## MATERIAL FOR THIS TASK
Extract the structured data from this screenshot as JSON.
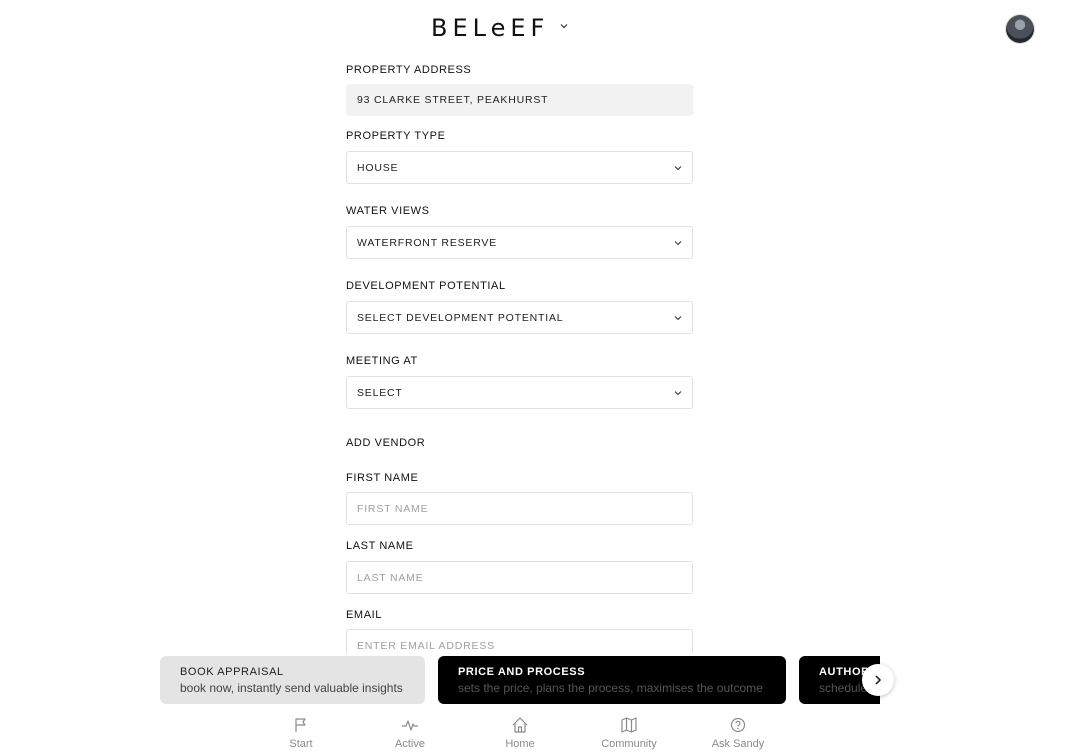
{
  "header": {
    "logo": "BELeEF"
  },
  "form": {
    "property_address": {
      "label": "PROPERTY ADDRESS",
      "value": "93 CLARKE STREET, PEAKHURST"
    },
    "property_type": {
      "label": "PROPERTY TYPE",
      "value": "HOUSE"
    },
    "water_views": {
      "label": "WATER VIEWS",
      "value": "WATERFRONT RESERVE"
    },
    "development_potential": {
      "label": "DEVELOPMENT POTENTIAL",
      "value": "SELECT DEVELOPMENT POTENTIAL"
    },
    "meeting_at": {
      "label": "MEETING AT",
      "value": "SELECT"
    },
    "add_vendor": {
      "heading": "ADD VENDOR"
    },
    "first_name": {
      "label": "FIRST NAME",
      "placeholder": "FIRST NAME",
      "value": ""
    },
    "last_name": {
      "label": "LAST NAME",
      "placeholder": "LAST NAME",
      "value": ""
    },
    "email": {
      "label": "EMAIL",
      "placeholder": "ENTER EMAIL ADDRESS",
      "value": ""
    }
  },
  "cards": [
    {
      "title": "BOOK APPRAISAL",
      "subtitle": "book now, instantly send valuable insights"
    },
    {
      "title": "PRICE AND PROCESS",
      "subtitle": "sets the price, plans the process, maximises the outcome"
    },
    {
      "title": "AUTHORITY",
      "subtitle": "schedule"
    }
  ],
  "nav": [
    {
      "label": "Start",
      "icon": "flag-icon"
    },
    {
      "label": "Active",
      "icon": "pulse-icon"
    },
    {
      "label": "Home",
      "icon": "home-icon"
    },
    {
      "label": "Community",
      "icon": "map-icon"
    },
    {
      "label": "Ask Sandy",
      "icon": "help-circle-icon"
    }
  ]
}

## CHALLENGE
Return to the listing above and set it down exactly, leaving out its pictures.

## FINISHED ANSWER
Extract the structured data from this screenshot as JSON.
{
  "header": {
    "logo": "BELeEF"
  },
  "form": {
    "property_address": {
      "label": "PROPERTY ADDRESS",
      "value": "93 CLARKE STREET, PEAKHURST"
    },
    "property_type": {
      "label": "PROPERTY TYPE",
      "value": "HOUSE"
    },
    "water_views": {
      "label": "WATER VIEWS",
      "value": "WATERFRONT RESERVE"
    },
    "development_potential": {
      "label": "DEVELOPMENT POTENTIAL",
      "value": "SELECT DEVELOPMENT POTENTIAL"
    },
    "meeting_at": {
      "label": "MEETING AT",
      "value": "SELECT"
    },
    "add_vendor": {
      "heading": "ADD VENDOR"
    },
    "first_name": {
      "label": "FIRST NAME",
      "placeholder": "FIRST NAME",
      "value": ""
    },
    "last_name": {
      "label": "LAST NAME",
      "placeholder": "LAST NAME",
      "value": ""
    },
    "email": {
      "label": "EMAIL",
      "placeholder": "ENTER EMAIL ADDRESS",
      "value": ""
    }
  },
  "cards": [
    {
      "title": "BOOK APPRAISAL",
      "subtitle": "book now, instantly send valuable insights"
    },
    {
      "title": "PRICE AND PROCESS",
      "subtitle": "sets the price, plans the process, maximises the outcome"
    },
    {
      "title": "AUTHORITY",
      "subtitle": "schedule"
    }
  ],
  "nav": [
    {
      "label": "Start",
      "icon": "flag-icon"
    },
    {
      "label": "Active",
      "icon": "pulse-icon"
    },
    {
      "label": "Home",
      "icon": "home-icon"
    },
    {
      "label": "Community",
      "icon": "map-icon"
    },
    {
      "label": "Ask Sandy",
      "icon": "help-circle-icon"
    }
  ]
}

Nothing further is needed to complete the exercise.